_What to do_
Each line of the listing where "name" appears should be reported.

_Data excerpts_
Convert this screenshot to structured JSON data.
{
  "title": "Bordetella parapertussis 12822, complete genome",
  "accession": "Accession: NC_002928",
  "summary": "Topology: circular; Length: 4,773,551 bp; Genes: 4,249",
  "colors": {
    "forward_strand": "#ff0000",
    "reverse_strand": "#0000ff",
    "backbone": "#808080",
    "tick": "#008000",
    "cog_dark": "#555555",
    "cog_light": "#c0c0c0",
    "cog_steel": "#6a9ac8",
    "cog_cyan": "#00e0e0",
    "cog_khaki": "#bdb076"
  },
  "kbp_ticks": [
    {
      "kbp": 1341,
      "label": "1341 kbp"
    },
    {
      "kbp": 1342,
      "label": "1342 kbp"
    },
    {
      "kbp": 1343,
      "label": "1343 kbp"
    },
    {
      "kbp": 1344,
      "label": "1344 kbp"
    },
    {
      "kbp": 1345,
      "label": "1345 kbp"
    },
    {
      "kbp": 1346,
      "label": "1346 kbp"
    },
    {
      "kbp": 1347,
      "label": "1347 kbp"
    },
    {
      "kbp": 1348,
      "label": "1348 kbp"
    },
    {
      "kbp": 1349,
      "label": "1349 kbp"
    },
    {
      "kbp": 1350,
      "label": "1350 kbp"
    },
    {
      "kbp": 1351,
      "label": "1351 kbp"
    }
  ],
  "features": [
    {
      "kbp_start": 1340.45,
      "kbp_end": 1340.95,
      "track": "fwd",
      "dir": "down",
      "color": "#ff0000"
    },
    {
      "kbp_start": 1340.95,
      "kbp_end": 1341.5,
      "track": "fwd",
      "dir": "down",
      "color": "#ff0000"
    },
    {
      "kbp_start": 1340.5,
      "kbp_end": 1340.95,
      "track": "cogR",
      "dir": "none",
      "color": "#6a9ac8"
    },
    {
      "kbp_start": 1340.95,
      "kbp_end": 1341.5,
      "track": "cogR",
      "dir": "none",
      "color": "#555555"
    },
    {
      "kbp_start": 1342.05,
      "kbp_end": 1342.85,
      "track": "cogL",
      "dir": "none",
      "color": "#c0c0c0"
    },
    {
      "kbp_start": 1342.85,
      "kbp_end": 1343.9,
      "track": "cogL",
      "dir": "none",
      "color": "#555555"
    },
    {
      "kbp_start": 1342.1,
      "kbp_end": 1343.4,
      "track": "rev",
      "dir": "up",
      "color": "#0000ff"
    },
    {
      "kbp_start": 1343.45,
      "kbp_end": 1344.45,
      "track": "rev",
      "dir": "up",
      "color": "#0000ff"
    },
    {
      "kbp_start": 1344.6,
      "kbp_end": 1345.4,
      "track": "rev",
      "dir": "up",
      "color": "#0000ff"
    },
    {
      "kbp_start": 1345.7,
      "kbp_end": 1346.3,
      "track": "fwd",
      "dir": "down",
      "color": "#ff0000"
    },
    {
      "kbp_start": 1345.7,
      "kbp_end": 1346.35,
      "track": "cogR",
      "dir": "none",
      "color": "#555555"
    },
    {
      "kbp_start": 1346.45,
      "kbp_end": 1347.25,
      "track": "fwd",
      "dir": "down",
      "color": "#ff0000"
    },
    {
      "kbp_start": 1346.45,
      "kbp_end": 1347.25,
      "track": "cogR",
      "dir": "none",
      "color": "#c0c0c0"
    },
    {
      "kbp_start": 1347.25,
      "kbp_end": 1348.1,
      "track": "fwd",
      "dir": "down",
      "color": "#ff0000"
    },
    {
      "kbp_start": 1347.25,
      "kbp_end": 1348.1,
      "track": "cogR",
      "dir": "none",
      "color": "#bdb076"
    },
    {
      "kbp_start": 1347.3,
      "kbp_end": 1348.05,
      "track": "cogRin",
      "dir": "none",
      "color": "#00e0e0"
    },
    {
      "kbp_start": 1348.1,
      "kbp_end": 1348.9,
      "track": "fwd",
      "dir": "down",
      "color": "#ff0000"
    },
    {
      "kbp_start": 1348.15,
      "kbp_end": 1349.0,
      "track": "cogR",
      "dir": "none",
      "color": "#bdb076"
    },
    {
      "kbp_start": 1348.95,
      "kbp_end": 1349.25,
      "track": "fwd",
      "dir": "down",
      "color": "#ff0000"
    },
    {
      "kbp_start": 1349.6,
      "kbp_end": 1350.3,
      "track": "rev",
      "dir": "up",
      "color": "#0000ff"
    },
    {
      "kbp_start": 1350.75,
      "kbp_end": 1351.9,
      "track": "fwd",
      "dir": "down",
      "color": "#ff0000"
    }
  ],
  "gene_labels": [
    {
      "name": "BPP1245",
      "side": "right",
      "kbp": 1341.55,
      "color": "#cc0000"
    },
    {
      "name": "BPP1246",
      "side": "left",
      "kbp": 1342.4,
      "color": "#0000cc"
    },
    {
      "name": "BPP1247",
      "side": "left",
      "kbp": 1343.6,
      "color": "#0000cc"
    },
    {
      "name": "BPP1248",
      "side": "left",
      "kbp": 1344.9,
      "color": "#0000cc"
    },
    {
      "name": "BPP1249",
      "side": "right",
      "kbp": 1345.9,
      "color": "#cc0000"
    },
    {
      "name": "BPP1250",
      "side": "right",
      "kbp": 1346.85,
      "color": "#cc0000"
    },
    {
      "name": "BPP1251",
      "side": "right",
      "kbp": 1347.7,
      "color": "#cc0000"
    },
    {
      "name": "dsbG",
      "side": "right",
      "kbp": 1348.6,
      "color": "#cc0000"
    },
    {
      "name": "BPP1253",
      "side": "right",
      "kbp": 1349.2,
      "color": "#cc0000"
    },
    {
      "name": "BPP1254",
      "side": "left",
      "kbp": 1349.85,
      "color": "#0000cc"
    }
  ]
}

_Answer for the task_
      "name": "BPP1245",
      "name": "BPP1246",
      "name": "BPP1247",
      "name": "BPP1248",
      "name": "BPP1249",
      "name": "BPP1250",
      "name": "BPP1251",
      "name": "dsbG",
      "name": "BPP1253",
      "name": "BPP1254",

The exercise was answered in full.